[START PROVIDED DATA]

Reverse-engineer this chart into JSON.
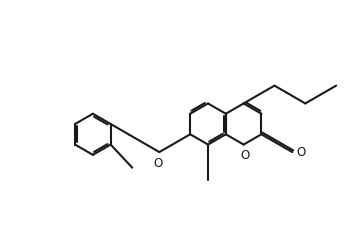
{
  "background_color": "#ffffff",
  "line_color": "#1a1a1a",
  "line_width": 1.5,
  "dbo": 0.055,
  "font_size": 8.5,
  "shorten": 0.07,
  "xlim": [
    -0.5,
    9.5
  ],
  "ylim": [
    -0.3,
    6.5
  ]
}
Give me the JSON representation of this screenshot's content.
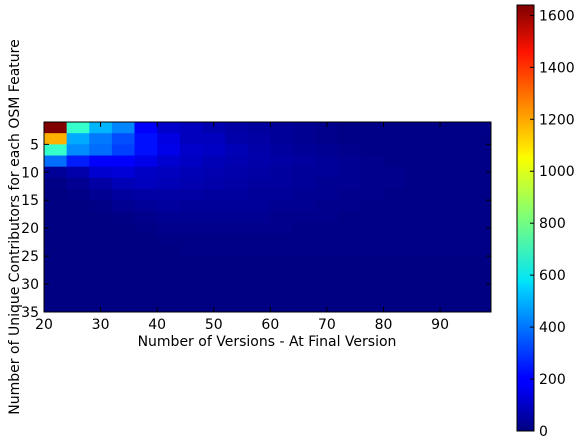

[END PROVIDED DATA]

• _PROBLEM DESCRIPTION_
Set down the material exactly, every line of it, except for the pictures.

• _SOLUTION_
Reverse-engineer this chart into JSON.
{
  "background_color": "#ffffff",
  "line_color": "#1a1a1a",
  "line_width": 1.5,
  "dbo": 0.055,
  "font_size": 8.5,
  "shorten": 0.07,
  "xlim": [
    -0.5,
    9.5
  ],
  "ylim": [
    -0.3,
    6.5
  ]
}
Give me the JSON representation of this screenshot's content.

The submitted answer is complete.